[Extracted data entries]
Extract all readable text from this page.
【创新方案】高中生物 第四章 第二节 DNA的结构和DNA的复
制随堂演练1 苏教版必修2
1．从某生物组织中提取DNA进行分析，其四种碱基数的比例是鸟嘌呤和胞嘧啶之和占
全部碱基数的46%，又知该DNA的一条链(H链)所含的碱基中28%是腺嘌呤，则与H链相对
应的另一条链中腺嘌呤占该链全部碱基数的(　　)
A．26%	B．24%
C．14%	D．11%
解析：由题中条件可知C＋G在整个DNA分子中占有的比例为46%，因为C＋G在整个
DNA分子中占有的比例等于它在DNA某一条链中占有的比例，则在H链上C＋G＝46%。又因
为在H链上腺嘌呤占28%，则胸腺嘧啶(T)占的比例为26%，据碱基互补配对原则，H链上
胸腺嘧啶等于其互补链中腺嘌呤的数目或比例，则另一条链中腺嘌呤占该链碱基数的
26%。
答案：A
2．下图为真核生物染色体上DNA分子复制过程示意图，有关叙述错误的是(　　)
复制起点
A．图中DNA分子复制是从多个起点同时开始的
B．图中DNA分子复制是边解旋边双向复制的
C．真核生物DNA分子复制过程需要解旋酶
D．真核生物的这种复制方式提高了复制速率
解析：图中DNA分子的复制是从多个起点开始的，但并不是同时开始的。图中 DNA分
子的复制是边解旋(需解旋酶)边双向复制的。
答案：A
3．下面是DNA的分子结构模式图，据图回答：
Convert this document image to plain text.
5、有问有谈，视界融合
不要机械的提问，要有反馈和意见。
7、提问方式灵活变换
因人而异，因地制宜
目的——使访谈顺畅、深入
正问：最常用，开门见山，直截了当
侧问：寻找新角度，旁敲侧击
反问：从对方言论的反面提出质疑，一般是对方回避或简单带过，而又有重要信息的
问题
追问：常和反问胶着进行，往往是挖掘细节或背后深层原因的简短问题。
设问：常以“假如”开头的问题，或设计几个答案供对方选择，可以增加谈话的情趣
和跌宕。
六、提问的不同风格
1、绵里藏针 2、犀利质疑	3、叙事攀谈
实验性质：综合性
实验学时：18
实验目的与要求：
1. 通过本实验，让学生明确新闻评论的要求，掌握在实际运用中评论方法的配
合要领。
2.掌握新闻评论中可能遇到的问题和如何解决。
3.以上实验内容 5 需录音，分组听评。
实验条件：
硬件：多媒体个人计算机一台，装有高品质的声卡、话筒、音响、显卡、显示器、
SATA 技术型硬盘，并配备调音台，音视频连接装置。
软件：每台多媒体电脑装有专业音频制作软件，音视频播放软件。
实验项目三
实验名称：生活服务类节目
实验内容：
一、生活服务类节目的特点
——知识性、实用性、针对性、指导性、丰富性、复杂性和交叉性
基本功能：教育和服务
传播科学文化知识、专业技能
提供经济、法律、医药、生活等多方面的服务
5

### Written task
Reproduce each line of the material above precisely.

### Finished exercise
Extract all readable text from this page.
【创新方案】高中生物 第四章 第二节 DNA的结构和DNA的复
制随堂演练1 苏教版必修2
1．从某生物组织中提取DNA进行分析，其四种碱基数的比例是鸟嘌呤和胞嘧啶之和占
全部碱基数的46%，又知该DNA的一条链(H链)所含的碱基中28%是腺嘌呤，则与H链相对
应的另一条链中腺嘌呤占该链全部碱基数的(　　)
A．26%	B．24%
C．14%	D．11%
解析：由题中条件可知C＋G在整个DNA分子中占有的比例为46%，因为C＋G在整个
DNA分子中占有的比例等于它在DNA某一条链中占有的比例，则在H链上C＋G＝46%。又因
为在H链上腺嘌呤占28%，则胸腺嘧啶(T)占的比例为26%，据碱基互补配对原则，H链上
胸腺嘧啶等于其互补链中腺嘌呤的数目或比例，则另一条链中腺嘌呤占该链碱基数的
26%。
答案：A
2．下图为真核生物染色体上DNA分子复制过程示意图，有关叙述错误的是(　　)
复制起点
A．图中DNA分子复制是从多个起点同时开始的
B．图中DNA分子复制是边解旋边双向复制的
C．真核生物DNA分子复制过程需要解旋酶
D．真核生物的这种复制方式提高了复制速率
解析：图中DNA分子的复制是从多个起点开始的，但并不是同时开始的。图中 DNA分
子的复制是边解旋(需解旋酶)边双向复制的。
答案：A
3．下面是DNA的分子结构模式图，据图回答：
Convert this document image to plain text.
5、有问有谈，视界融合
不要机械的提问，要有反馈和意见。
7、提问方式灵活变换
因人而异，因地制宜
目的——使访谈顺畅、深入
正问：最常用，开门见山，直截了当
侧问：寻找新角度，旁敲侧击
反问：从对方言论的反面提出质疑，一般是对方回避或简单带过，而又有重要信息的
问题
追问：常和反问胶着进行，往往是挖掘细节或背后深层原因的简短问题。
设问：常以“假如”开头的问题，或设计几个答案供对方选择，可以增加谈话的情趣
和跌宕。
六、提问的不同风格
1、绵里藏针 2、犀利质疑	3、叙事攀谈
实验性质：综合性
实验学时：18
实验目的与要求：
1. 通过本实验，让学生明确新闻评论的要求，掌握在实际运用中评论方法的配
合要领。
2.掌握新闻评论中可能遇到的问题和如何解决。
3.以上实验内容 5 需录音，分组听评。
实验条件：
硬件：多媒体个人计算机一台，装有高品质的声卡、话筒、音响、显卡、显示器、
SATA 技术型硬盘，并配备调音台，音视频连接装置。
软件：每台多媒体电脑装有专业音频制作软件，音视频播放软件。
实验项目三
实验名称：生活服务类节目
实验内容：
一、生活服务类节目的特点
——知识性、实用性、针对性、指导性、丰富性、复杂性和交叉性
基本功能：教育和服务
传播科学文化知识、专业技能
提供经济、法律、医药、生活等多方面的服务
5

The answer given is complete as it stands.